-- BEGIN --
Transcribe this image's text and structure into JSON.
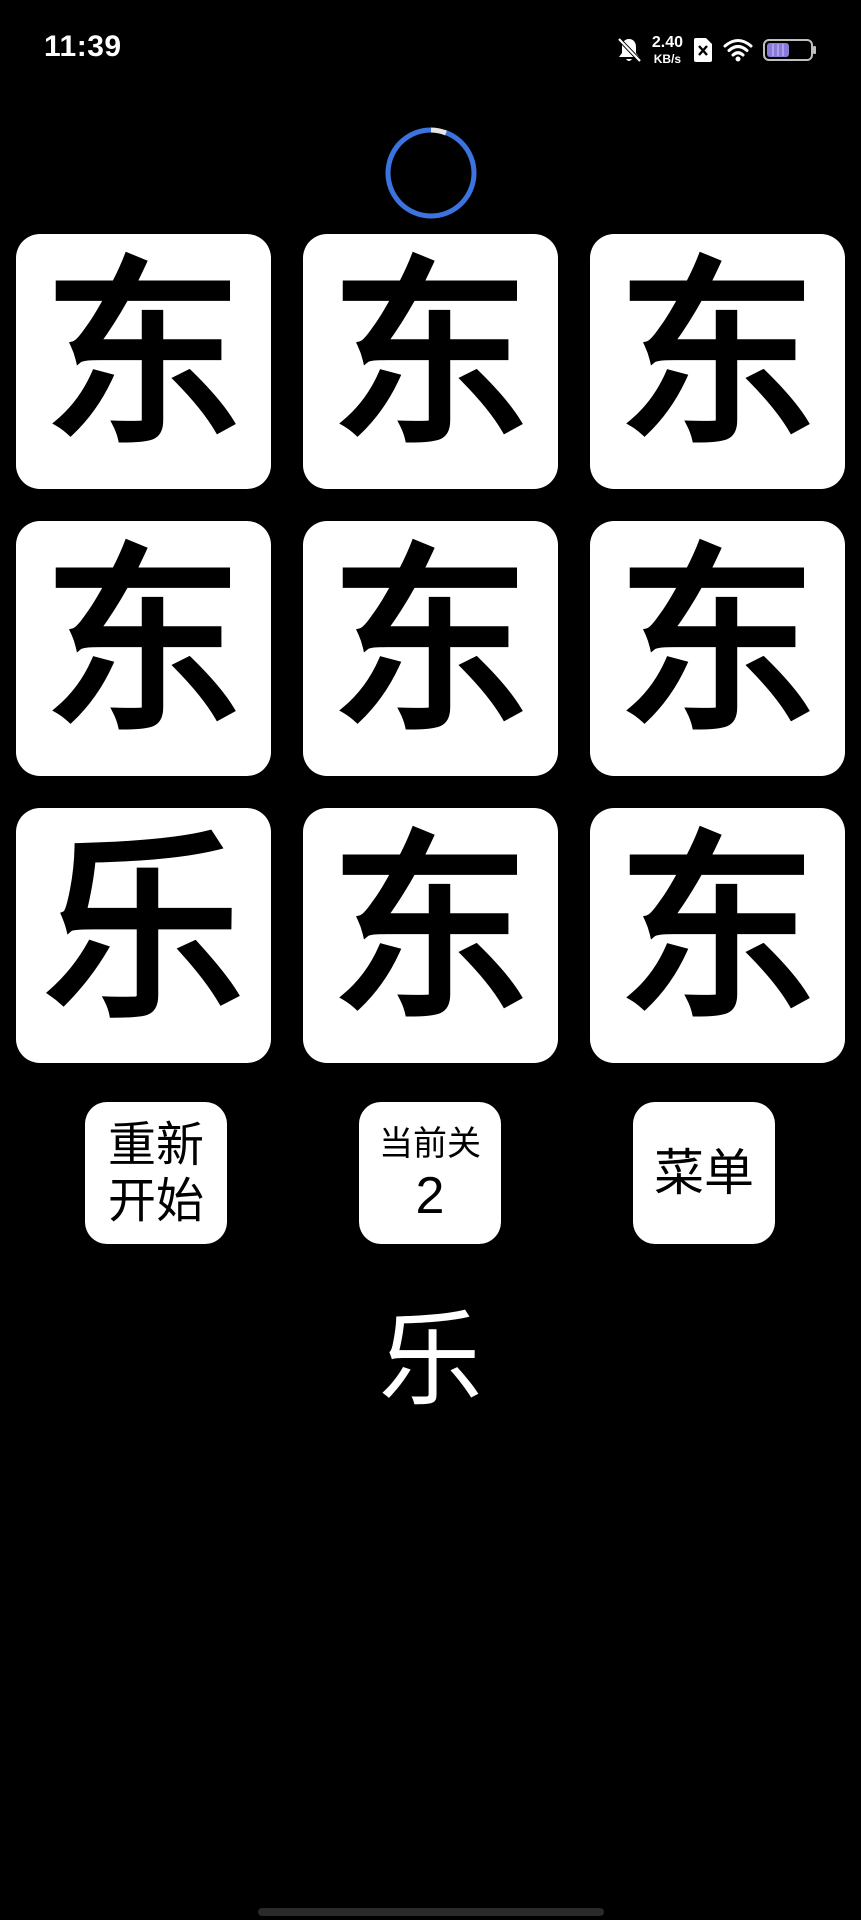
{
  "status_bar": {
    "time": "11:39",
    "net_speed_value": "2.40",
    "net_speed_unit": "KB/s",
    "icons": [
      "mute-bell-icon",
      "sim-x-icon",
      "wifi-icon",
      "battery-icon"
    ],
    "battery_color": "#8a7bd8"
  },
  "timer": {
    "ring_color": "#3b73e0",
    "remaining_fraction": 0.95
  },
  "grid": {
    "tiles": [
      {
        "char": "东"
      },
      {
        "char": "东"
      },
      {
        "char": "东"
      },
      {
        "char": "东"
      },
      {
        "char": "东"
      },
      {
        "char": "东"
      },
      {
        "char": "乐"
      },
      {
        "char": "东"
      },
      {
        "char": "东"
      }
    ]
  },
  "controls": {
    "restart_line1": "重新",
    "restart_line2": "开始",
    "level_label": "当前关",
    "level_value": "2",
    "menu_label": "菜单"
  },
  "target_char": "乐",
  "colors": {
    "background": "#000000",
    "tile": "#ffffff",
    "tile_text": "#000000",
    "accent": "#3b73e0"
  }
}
-- END --
-- BEGIN --
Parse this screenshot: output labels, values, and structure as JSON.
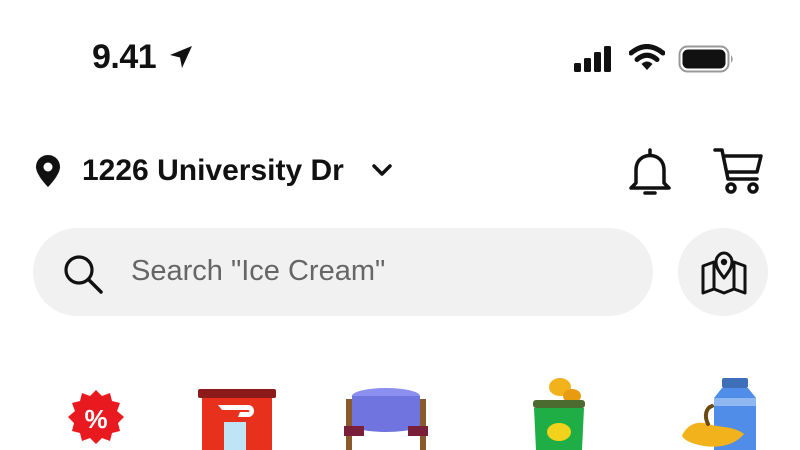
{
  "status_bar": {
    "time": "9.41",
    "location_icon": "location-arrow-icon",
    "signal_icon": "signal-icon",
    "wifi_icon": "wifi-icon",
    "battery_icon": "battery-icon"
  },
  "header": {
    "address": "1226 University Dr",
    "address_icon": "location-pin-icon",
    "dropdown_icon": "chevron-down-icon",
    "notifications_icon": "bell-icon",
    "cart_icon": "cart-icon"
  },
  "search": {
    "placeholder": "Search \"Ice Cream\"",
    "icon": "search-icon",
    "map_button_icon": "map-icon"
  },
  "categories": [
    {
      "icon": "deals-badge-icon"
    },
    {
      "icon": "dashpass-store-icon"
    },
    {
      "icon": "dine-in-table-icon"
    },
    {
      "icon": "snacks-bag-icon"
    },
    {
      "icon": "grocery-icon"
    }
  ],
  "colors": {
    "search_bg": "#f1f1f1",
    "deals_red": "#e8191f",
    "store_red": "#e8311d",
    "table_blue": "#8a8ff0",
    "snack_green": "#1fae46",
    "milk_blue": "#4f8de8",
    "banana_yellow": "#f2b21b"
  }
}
-- END --
## Exercise task
Go through the preceding material and copy each line that has the word "JSON".

## Complete answer
Transcribe this image's text and structure into JSON.
Parse this screenshot: output labels, values, and structure as JSON.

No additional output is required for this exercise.